## Task brief
Across the listing below, count the lines that mention the string "color". Reply with the figure only.

## Source material
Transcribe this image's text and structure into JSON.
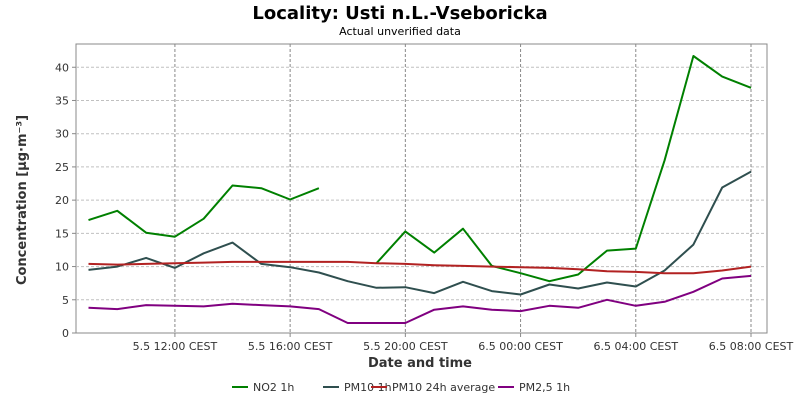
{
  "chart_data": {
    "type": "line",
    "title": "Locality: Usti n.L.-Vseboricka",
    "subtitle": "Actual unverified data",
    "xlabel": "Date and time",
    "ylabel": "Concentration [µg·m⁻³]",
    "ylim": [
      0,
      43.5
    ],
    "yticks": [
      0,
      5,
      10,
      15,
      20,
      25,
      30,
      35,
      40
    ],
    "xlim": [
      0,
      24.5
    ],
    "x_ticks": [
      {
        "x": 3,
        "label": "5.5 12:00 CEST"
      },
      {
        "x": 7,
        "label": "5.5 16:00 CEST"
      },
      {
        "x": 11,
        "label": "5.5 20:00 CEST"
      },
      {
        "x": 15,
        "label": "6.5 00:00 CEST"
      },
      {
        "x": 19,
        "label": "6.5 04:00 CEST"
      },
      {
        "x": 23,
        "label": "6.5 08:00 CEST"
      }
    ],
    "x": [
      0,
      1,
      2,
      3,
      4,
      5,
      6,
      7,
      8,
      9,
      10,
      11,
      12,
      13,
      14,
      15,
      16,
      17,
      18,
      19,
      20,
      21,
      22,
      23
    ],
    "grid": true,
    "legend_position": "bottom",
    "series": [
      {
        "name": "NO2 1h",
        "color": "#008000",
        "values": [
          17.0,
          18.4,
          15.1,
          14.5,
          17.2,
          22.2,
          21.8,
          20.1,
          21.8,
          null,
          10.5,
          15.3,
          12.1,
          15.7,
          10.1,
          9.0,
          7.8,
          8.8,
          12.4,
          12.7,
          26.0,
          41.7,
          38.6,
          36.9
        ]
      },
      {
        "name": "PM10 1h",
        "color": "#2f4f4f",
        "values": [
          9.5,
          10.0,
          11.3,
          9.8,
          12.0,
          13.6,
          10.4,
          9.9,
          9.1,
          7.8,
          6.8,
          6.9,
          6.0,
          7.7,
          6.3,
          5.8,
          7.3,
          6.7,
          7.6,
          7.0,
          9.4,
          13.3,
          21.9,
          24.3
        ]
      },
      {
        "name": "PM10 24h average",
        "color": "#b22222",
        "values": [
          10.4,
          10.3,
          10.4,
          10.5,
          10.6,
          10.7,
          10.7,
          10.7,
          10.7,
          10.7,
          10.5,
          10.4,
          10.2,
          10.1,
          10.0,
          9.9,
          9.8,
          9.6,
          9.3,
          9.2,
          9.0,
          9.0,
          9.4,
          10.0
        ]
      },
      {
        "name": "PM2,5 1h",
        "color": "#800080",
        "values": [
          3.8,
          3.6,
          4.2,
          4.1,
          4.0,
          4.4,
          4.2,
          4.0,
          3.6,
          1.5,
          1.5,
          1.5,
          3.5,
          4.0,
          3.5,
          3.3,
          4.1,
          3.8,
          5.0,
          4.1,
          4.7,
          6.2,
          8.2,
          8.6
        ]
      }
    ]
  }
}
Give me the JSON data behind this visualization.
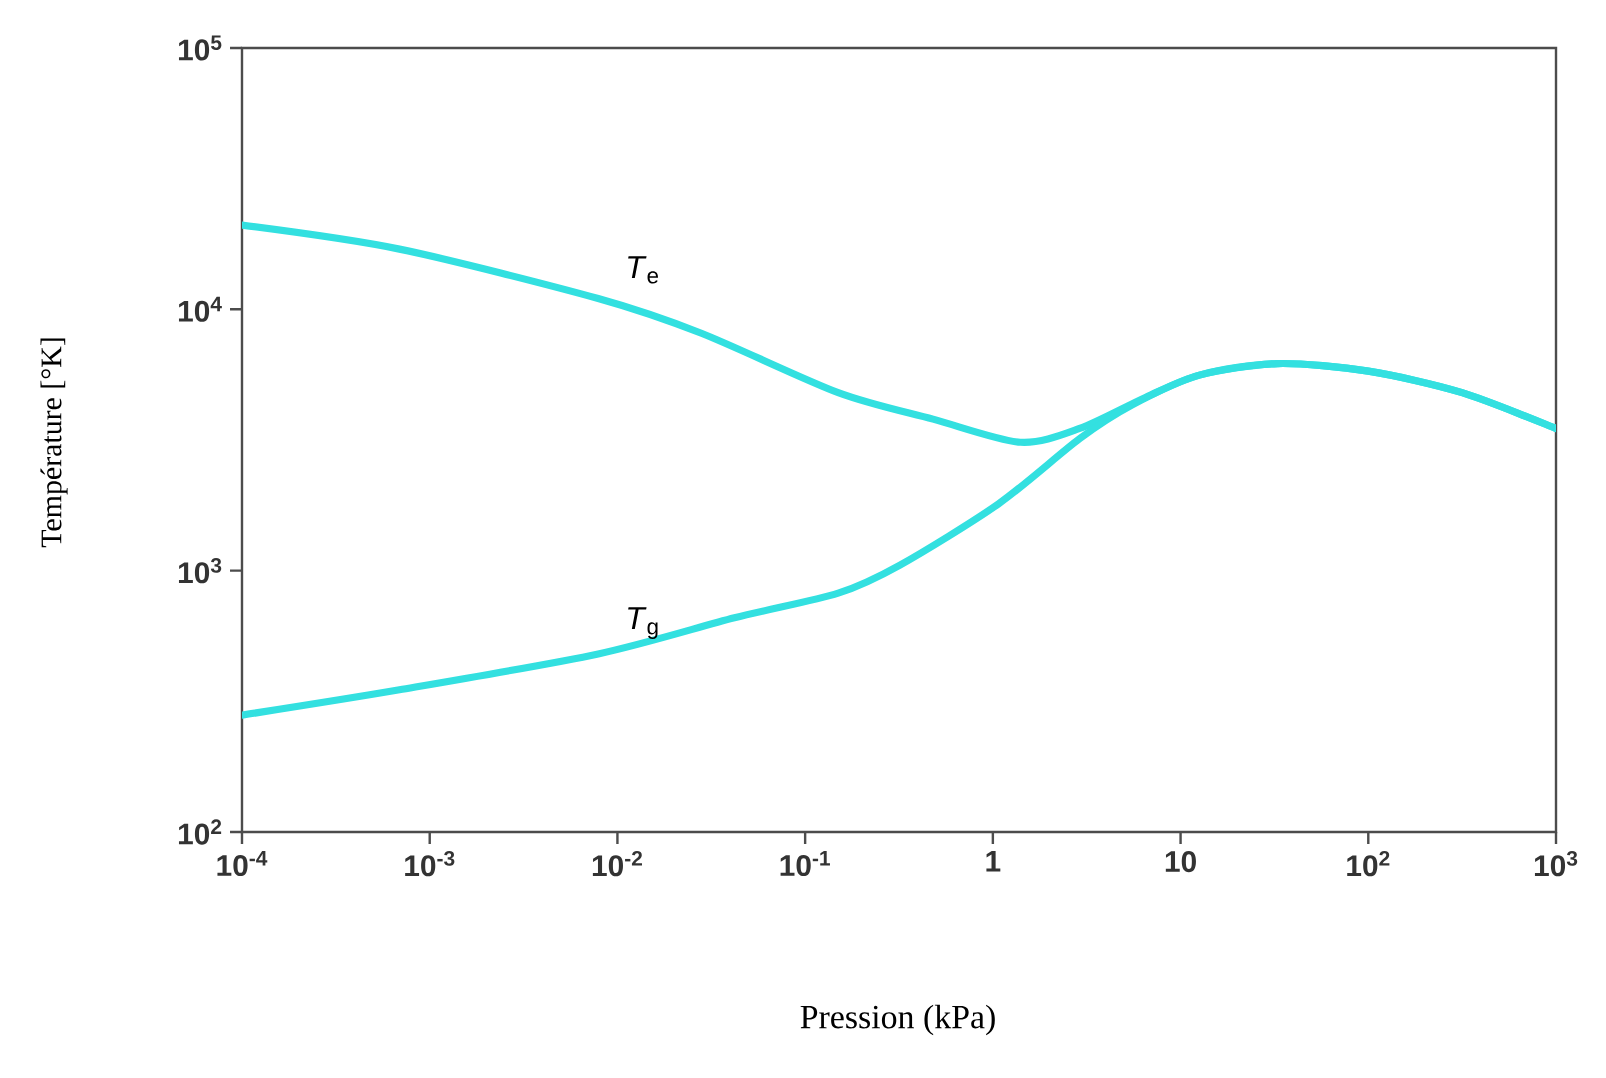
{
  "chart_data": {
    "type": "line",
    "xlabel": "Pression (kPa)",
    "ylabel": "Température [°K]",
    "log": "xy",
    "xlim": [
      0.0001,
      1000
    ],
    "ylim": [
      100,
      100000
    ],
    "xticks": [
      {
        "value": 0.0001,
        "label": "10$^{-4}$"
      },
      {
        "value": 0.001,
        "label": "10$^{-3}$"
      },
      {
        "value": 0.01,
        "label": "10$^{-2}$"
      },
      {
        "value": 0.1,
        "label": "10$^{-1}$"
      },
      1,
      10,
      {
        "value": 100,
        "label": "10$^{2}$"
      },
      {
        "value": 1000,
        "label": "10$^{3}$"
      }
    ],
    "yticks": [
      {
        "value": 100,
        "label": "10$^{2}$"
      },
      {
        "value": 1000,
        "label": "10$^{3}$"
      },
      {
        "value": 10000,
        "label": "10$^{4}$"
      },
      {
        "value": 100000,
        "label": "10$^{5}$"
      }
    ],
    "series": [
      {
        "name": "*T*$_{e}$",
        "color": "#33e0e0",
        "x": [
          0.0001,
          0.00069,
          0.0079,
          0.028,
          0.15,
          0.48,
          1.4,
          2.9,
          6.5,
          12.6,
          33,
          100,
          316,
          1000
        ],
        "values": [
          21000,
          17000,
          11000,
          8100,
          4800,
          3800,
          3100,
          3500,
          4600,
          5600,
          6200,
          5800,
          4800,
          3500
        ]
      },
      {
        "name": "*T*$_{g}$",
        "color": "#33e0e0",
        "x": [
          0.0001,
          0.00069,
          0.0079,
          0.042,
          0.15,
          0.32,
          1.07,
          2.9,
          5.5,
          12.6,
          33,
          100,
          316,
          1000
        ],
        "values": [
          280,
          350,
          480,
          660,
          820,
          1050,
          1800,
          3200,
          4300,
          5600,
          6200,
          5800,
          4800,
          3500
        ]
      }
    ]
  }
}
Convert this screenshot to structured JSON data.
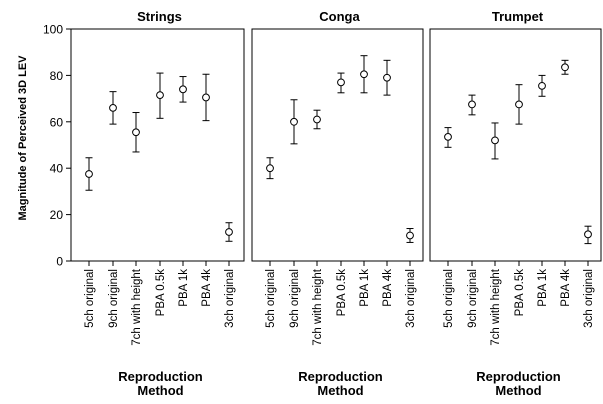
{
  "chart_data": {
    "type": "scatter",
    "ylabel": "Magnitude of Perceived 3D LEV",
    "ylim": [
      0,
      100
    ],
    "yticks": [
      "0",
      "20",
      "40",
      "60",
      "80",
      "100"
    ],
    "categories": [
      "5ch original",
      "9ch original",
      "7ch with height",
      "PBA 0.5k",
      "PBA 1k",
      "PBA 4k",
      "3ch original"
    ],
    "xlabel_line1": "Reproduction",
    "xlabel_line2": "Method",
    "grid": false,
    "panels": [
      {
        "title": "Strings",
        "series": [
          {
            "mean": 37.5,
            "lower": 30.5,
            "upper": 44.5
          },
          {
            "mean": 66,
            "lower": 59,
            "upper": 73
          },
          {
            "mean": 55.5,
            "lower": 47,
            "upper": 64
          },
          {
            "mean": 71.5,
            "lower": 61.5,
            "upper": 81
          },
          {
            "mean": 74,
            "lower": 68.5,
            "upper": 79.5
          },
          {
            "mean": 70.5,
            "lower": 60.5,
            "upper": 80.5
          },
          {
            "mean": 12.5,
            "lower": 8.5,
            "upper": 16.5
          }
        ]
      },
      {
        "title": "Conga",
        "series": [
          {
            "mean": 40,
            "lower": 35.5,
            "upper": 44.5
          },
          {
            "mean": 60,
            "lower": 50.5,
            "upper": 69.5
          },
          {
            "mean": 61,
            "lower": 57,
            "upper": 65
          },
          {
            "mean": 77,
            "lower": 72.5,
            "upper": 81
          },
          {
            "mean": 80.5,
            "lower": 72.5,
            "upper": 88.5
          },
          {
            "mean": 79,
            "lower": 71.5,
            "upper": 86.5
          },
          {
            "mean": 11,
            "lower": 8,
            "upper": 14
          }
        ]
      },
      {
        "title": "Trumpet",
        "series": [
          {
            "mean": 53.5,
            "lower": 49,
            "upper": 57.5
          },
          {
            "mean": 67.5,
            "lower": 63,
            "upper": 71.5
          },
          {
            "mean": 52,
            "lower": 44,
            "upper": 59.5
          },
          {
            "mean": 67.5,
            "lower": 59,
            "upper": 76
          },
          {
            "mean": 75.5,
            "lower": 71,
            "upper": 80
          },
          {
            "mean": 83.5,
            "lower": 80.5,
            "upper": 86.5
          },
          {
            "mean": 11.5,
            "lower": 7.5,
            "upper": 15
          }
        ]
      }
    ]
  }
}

## The result
6